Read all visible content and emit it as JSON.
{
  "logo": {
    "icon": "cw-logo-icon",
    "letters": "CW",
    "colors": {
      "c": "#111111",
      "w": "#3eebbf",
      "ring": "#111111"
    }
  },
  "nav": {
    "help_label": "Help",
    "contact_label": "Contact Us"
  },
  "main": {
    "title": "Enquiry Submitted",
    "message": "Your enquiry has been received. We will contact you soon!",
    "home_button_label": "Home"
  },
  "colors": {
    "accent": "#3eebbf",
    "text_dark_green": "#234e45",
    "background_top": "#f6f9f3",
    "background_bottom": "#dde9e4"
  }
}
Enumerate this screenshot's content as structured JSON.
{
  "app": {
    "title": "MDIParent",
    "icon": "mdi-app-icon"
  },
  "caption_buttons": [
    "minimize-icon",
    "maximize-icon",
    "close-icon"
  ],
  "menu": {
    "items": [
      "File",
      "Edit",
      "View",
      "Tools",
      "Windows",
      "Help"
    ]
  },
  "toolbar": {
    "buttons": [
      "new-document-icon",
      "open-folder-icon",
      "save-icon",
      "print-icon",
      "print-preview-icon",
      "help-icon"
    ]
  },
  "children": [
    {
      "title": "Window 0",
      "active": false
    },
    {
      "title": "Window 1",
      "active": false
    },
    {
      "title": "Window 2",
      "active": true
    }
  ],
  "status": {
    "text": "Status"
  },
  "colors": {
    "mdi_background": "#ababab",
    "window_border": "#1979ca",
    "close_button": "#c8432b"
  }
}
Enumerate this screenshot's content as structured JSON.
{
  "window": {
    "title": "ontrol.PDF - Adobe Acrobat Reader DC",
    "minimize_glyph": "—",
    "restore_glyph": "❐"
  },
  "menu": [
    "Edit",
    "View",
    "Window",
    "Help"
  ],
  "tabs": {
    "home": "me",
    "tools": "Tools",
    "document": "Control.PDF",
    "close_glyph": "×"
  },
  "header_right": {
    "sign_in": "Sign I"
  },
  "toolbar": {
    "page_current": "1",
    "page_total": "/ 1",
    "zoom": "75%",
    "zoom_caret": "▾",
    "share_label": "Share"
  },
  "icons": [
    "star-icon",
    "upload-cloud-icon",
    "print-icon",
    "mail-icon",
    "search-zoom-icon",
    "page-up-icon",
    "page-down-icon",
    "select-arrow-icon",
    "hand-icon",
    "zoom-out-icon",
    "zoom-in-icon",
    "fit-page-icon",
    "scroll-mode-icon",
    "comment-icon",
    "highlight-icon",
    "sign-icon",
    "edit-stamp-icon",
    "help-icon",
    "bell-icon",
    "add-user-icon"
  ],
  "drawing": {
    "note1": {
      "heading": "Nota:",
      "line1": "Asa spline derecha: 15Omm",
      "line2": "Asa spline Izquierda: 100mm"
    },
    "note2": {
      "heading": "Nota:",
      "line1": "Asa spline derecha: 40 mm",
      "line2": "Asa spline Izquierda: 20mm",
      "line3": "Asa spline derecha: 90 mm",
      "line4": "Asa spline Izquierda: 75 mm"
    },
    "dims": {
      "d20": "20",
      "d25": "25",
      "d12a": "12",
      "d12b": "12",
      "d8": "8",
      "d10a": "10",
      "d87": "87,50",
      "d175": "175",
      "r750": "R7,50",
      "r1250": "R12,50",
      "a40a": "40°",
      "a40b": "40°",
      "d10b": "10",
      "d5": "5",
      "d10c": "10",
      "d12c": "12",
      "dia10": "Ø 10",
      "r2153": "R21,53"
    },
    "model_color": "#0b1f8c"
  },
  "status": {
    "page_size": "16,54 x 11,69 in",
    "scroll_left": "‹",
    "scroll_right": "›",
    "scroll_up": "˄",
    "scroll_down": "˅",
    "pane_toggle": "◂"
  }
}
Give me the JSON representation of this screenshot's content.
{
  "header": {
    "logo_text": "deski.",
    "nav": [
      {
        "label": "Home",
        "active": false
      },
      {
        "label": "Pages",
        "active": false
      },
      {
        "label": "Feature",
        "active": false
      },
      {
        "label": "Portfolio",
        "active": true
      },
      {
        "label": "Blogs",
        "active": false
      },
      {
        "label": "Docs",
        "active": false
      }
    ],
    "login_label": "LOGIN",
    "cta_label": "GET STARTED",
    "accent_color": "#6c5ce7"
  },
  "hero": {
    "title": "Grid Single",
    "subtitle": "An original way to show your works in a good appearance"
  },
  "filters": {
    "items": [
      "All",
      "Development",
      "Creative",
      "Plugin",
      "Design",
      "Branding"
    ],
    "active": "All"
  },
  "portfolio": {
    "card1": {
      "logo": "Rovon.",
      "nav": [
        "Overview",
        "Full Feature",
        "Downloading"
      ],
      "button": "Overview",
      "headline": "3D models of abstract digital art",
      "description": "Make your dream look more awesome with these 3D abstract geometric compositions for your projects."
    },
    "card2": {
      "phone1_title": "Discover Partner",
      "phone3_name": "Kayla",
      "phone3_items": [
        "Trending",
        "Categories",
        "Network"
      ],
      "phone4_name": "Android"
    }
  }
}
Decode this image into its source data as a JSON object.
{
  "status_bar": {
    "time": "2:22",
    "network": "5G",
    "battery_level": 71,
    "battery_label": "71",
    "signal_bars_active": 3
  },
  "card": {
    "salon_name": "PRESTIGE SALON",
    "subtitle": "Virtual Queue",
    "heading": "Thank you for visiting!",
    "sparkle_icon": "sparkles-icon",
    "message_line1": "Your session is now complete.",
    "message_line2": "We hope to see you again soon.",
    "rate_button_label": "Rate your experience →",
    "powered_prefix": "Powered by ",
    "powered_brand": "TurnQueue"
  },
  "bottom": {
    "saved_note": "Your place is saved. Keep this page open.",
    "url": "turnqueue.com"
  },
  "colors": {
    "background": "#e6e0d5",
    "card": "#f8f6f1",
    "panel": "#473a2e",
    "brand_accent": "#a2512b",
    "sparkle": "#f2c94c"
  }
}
——
▶ STATED GOAL
From the data above, gather every line that includes the word "Izquierda".

▶ OUTPUT FOR THIS EXERCISE
      "line2": "Asa spline Izquierda: 100mm"
      "line2": "Asa spline Izquierda: 20mm",
      "line4": "Asa spline Izquierda: 75 mm"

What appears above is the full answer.